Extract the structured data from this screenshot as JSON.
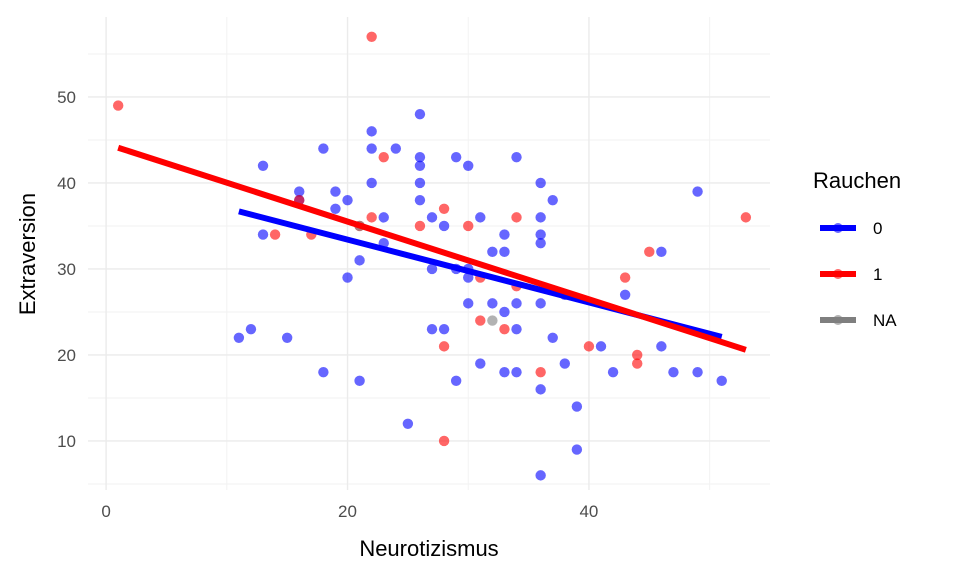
{
  "chart_data": {
    "type": "scatter",
    "title": "",
    "xlabel": "Neurotizismus",
    "ylabel": "Extraversion",
    "xlim": [
      -1.5,
      55
    ],
    "ylim": [
      4.3,
      59.3
    ],
    "x_ticks": [
      0,
      20,
      40
    ],
    "y_ticks": [
      10,
      20,
      30,
      40,
      50
    ],
    "grid": true,
    "legend": {
      "title": "Rauchen",
      "placement": "right",
      "entries": [
        {
          "label": "0",
          "color": "#0000FF"
        },
        {
          "label": "1",
          "color": "#FF0000"
        },
        {
          "label": "NA",
          "color": "#7F7F7F"
        }
      ]
    },
    "point_alpha": 0.6,
    "series": [
      {
        "name": "0",
        "color": "#0000FF",
        "points": [
          [
            11,
            22
          ],
          [
            12,
            23
          ],
          [
            13,
            42
          ],
          [
            13,
            34
          ],
          [
            15,
            22
          ],
          [
            16,
            39
          ],
          [
            16,
            38
          ],
          [
            18,
            44
          ],
          [
            18,
            18
          ],
          [
            19,
            39
          ],
          [
            19,
            37
          ],
          [
            20,
            38
          ],
          [
            20,
            29
          ],
          [
            21,
            31
          ],
          [
            21,
            17
          ],
          [
            22,
            46
          ],
          [
            22,
            44
          ],
          [
            22,
            40
          ],
          [
            23,
            36
          ],
          [
            23,
            33
          ],
          [
            24,
            44
          ],
          [
            25,
            12
          ],
          [
            26,
            48
          ],
          [
            26,
            43
          ],
          [
            26,
            42
          ],
          [
            26,
            40
          ],
          [
            26,
            38
          ],
          [
            27,
            36
          ],
          [
            27,
            30
          ],
          [
            27,
            23
          ],
          [
            28,
            35
          ],
          [
            28,
            23
          ],
          [
            29,
            43
          ],
          [
            29,
            30
          ],
          [
            29,
            17
          ],
          [
            30,
            42
          ],
          [
            30,
            30
          ],
          [
            30,
            29
          ],
          [
            30,
            26
          ],
          [
            31,
            36
          ],
          [
            31,
            19
          ],
          [
            32,
            32
          ],
          [
            32,
            26
          ],
          [
            33,
            34
          ],
          [
            33,
            32
          ],
          [
            33,
            25
          ],
          [
            33,
            18
          ],
          [
            34,
            43
          ],
          [
            34,
            26
          ],
          [
            34,
            23
          ],
          [
            34,
            18
          ],
          [
            36,
            40
          ],
          [
            36,
            36
          ],
          [
            36,
            34
          ],
          [
            36,
            33
          ],
          [
            36,
            26
          ],
          [
            36,
            16
          ],
          [
            36,
            6
          ],
          [
            37,
            38
          ],
          [
            37,
            22
          ],
          [
            38,
            27
          ],
          [
            38,
            19
          ],
          [
            39,
            14
          ],
          [
            39,
            9
          ],
          [
            41,
            21
          ],
          [
            42,
            18
          ],
          [
            43,
            27
          ],
          [
            46,
            32
          ],
          [
            46,
            21
          ],
          [
            47,
            18
          ],
          [
            49,
            39
          ],
          [
            49,
            18
          ],
          [
            51,
            17
          ]
        ]
      },
      {
        "name": "1",
        "color": "#FF0000",
        "points": [
          [
            1,
            49
          ],
          [
            14,
            34
          ],
          [
            16,
            38
          ],
          [
            17,
            34
          ],
          [
            21,
            35
          ],
          [
            22,
            57
          ],
          [
            22,
            36
          ],
          [
            23,
            43
          ],
          [
            26,
            35
          ],
          [
            28,
            37
          ],
          [
            28,
            21
          ],
          [
            28,
            10
          ],
          [
            30,
            35
          ],
          [
            31,
            29
          ],
          [
            31,
            24
          ],
          [
            33,
            23
          ],
          [
            34,
            36
          ],
          [
            34,
            28
          ],
          [
            36,
            18
          ],
          [
            40,
            21
          ],
          [
            43,
            29
          ],
          [
            44,
            20
          ],
          [
            44,
            19
          ],
          [
            45,
            32
          ],
          [
            53,
            36
          ]
        ]
      },
      {
        "name": "NA",
        "color": "#7F7F7F",
        "points": [
          [
            21,
            35
          ],
          [
            32,
            24
          ]
        ]
      }
    ],
    "regression_lines": [
      {
        "name": "0",
        "color": "#0000FF",
        "x": [
          11,
          51
        ],
        "y": [
          36.7,
          22.1
        ]
      },
      {
        "name": "1",
        "color": "#FF0000",
        "x": [
          1,
          53
        ],
        "y": [
          44.1,
          20.6
        ]
      }
    ]
  }
}
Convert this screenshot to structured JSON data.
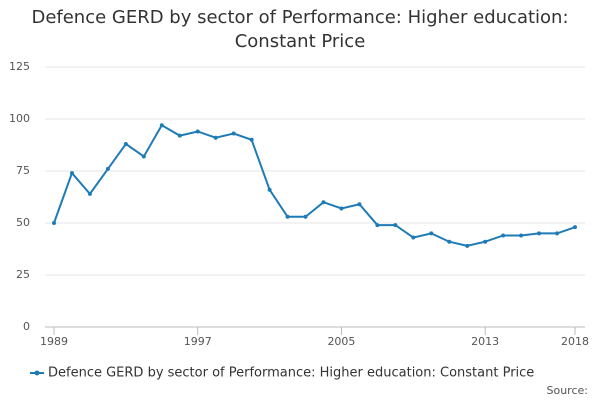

**EXERCISE INSTRUCTIONS**.
Pictures stay out; repeat all the rest of the records exactly.

**FULL RESPONSE**.
Extract the structured data from this screenshot as JSON.
{
  "chart_data": {
    "type": "scatter",
    "title": "",
    "xlabel": "Neurotizismus",
    "ylabel": "Extraversion",
    "xlim": [
      -1.5,
      55
    ],
    "ylim": [
      4.3,
      59.3
    ],
    "x_ticks": [
      0,
      20,
      40
    ],
    "y_ticks": [
      10,
      20,
      30,
      40,
      50
    ],
    "grid": true,
    "legend": {
      "title": "Rauchen",
      "placement": "right",
      "entries": [
        {
          "label": "0",
          "color": "#0000FF"
        },
        {
          "label": "1",
          "color": "#FF0000"
        },
        {
          "label": "NA",
          "color": "#7F7F7F"
        }
      ]
    },
    "point_alpha": 0.6,
    "series": [
      {
        "name": "0",
        "color": "#0000FF",
        "points": [
          [
            11,
            22
          ],
          [
            12,
            23
          ],
          [
            13,
            42
          ],
          [
            13,
            34
          ],
          [
            15,
            22
          ],
          [
            16,
            39
          ],
          [
            16,
            38
          ],
          [
            18,
            44
          ],
          [
            18,
            18
          ],
          [
            19,
            39
          ],
          [
            19,
            37
          ],
          [
            20,
            38
          ],
          [
            20,
            29
          ],
          [
            21,
            31
          ],
          [
            21,
            17
          ],
          [
            22,
            46
          ],
          [
            22,
            44
          ],
          [
            22,
            40
          ],
          [
            23,
            36
          ],
          [
            23,
            33
          ],
          [
            24,
            44
          ],
          [
            25,
            12
          ],
          [
            26,
            48
          ],
          [
            26,
            43
          ],
          [
            26,
            42
          ],
          [
            26,
            40
          ],
          [
            26,
            38
          ],
          [
            27,
            36
          ],
          [
            27,
            30
          ],
          [
            27,
            23
          ],
          [
            28,
            35
          ],
          [
            28,
            23
          ],
          [
            29,
            43
          ],
          [
            29,
            30
          ],
          [
            29,
            17
          ],
          [
            30,
            42
          ],
          [
            30,
            30
          ],
          [
            30,
            29
          ],
          [
            30,
            26
          ],
          [
            31,
            36
          ],
          [
            31,
            19
          ],
          [
            32,
            32
          ],
          [
            32,
            26
          ],
          [
            33,
            34
          ],
          [
            33,
            32
          ],
          [
            33,
            25
          ],
          [
            33,
            18
          ],
          [
            34,
            43
          ],
          [
            34,
            26
          ],
          [
            34,
            23
          ],
          [
            34,
            18
          ],
          [
            36,
            40
          ],
          [
            36,
            36
          ],
          [
            36,
            34
          ],
          [
            36,
            33
          ],
          [
            36,
            26
          ],
          [
            36,
            16
          ],
          [
            36,
            6
          ],
          [
            37,
            38
          ],
          [
            37,
            22
          ],
          [
            38,
            27
          ],
          [
            38,
            19
          ],
          [
            39,
            14
          ],
          [
            39,
            9
          ],
          [
            41,
            21
          ],
          [
            42,
            18
          ],
          [
            43,
            27
          ],
          [
            46,
            32
          ],
          [
            46,
            21
          ],
          [
            47,
            18
          ],
          [
            49,
            39
          ],
          [
            49,
            18
          ],
          [
            51,
            17
          ]
        ]
      },
      {
        "name": "1",
        "color": "#FF0000",
        "points": [
          [
            1,
            49
          ],
          [
            14,
            34
          ],
          [
            16,
            38
          ],
          [
            17,
            34
          ],
          [
            21,
            35
          ],
          [
            22,
            57
          ],
          [
            22,
            36
          ],
          [
            23,
            43
          ],
          [
            26,
            35
          ],
          [
            28,
            37
          ],
          [
            28,
            21
          ],
          [
            28,
            10
          ],
          [
            30,
            35
          ],
          [
            31,
            29
          ],
          [
            31,
            24
          ],
          [
            33,
            23
          ],
          [
            34,
            36
          ],
          [
            34,
            28
          ],
          [
            36,
            18
          ],
          [
            40,
            21
          ],
          [
            43,
            29
          ],
          [
            44,
            20
          ],
          [
            44,
            19
          ],
          [
            45,
            32
          ],
          [
            53,
            36
          ]
        ]
      },
      {
        "name": "NA",
        "color": "#7F7F7F",
        "points": [
          [
            21,
            35
          ],
          [
            32,
            24
          ]
        ]
      }
    ],
    "regression_lines": [
      {
        "name": "0",
        "color": "#0000FF",
        "x": [
          11,
          51
        ],
        "y": [
          36.7,
          22.1
        ]
      },
      {
        "name": "1",
        "color": "#FF0000",
        "x": [
          1,
          53
        ],
        "y": [
          44.1,
          20.6
        ]
      }
    ]
  }
}
Convert this screenshot to structured JSON data.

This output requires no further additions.